:: EXTRACTED MATERIAL ::

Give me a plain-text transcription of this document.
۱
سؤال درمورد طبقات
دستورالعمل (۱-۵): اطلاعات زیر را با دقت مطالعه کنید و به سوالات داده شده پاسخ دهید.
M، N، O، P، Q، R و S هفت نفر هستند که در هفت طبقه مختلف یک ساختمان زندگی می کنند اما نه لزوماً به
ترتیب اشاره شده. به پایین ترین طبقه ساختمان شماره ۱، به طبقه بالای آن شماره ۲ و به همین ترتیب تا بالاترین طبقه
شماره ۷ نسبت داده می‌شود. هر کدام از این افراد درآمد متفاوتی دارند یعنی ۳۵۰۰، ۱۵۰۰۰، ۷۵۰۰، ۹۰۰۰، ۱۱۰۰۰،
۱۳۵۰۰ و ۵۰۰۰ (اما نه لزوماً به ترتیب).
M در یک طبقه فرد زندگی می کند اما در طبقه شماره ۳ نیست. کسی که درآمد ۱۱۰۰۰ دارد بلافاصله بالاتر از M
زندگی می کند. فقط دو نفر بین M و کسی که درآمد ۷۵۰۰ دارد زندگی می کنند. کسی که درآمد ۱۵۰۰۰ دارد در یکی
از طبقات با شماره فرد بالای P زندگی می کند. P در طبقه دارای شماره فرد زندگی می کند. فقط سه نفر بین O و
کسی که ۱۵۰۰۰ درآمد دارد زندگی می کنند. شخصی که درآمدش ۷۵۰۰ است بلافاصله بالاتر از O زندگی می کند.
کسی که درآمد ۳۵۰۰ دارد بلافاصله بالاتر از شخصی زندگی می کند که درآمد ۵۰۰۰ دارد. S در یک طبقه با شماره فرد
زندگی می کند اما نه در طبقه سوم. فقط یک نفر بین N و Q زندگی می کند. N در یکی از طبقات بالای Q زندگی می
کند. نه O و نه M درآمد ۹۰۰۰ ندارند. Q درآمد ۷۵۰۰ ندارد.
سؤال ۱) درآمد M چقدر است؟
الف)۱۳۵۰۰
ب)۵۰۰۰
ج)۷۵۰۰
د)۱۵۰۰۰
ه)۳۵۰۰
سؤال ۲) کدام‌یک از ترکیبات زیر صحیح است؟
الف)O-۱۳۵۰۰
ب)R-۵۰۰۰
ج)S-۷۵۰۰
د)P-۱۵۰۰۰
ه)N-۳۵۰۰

:::

- **DO THIS**: Return all of the data word for word.

- **FULL ANSWER**:
Give me a plain-text transcription of this document.
۱
سؤال درمورد طبقات
دستورالعمل (۱-۵): اطلاعات زیر را با دقت مطالعه کنید و به سوالات داده شده پاسخ دهید.
M، N، O، P، Q، R و S هفت نفر هستند که در هفت طبقه مختلف یک ساختمان زندگی می کنند اما نه لزوماً به
ترتیب اشاره شده. به پایین ترین طبقه ساختمان شماره ۱، به طبقه بالای آن شماره ۲ و به همین ترتیب تا بالاترین طبقه
شماره ۷ نسبت داده می‌شود. هر کدام از این افراد درآمد متفاوتی دارند یعنی ۳۵۰۰، ۱۵۰۰۰، ۷۵۰۰، ۹۰۰۰، ۱۱۰۰۰،
۱۳۵۰۰ و ۵۰۰۰ (اما نه لزوماً به ترتیب).
M در یک طبقه فرد زندگی می کند اما در طبقه شماره ۳ نیست. کسی که درآمد ۱۱۰۰۰ دارد بلافاصله بالاتر از M
زندگی می کند. فقط دو نفر بین M و کسی که درآمد ۷۵۰۰ دارد زندگی می کنند. کسی که درآمد ۱۵۰۰۰ دارد در یکی
از طبقات با شماره فرد بالای P زندگی می کند. P در طبقه دارای شماره فرد زندگی می کند. فقط سه نفر بین O و
کسی که ۱۵۰۰۰ درآمد دارد زندگی می کنند. شخصی که درآمدش ۷۵۰۰ است بلافاصله بالاتر از O زندگی می کند.
کسی که درآمد ۳۵۰۰ دارد بلافاصله بالاتر از شخصی زندگی می کند که درآمد ۵۰۰۰ دارد. S در یک طبقه با شماره فرد
زندگی می کند اما نه در طبقه سوم. فقط یک نفر بین N و Q زندگی می کند. N در یکی از طبقات بالای Q زندگی می
کند. نه O و نه M درآمد ۹۰۰۰ ندارند. Q درآمد ۷۵۰۰ ندارد.
سؤال ۱) درآمد M چقدر است؟
الف)۱۳۵۰۰
ب)۵۰۰۰
ج)۷۵۰۰
د)۱۵۰۰۰
ه)۳۵۰۰
سؤال ۲) کدام‌یک از ترکیبات زیر صحیح است؟
الف)O-۱۳۵۰۰
ب)R-۵۰۰۰
ج)S-۷۵۰۰
د)P-۱۵۰۰۰
ه)N-۳۵۰۰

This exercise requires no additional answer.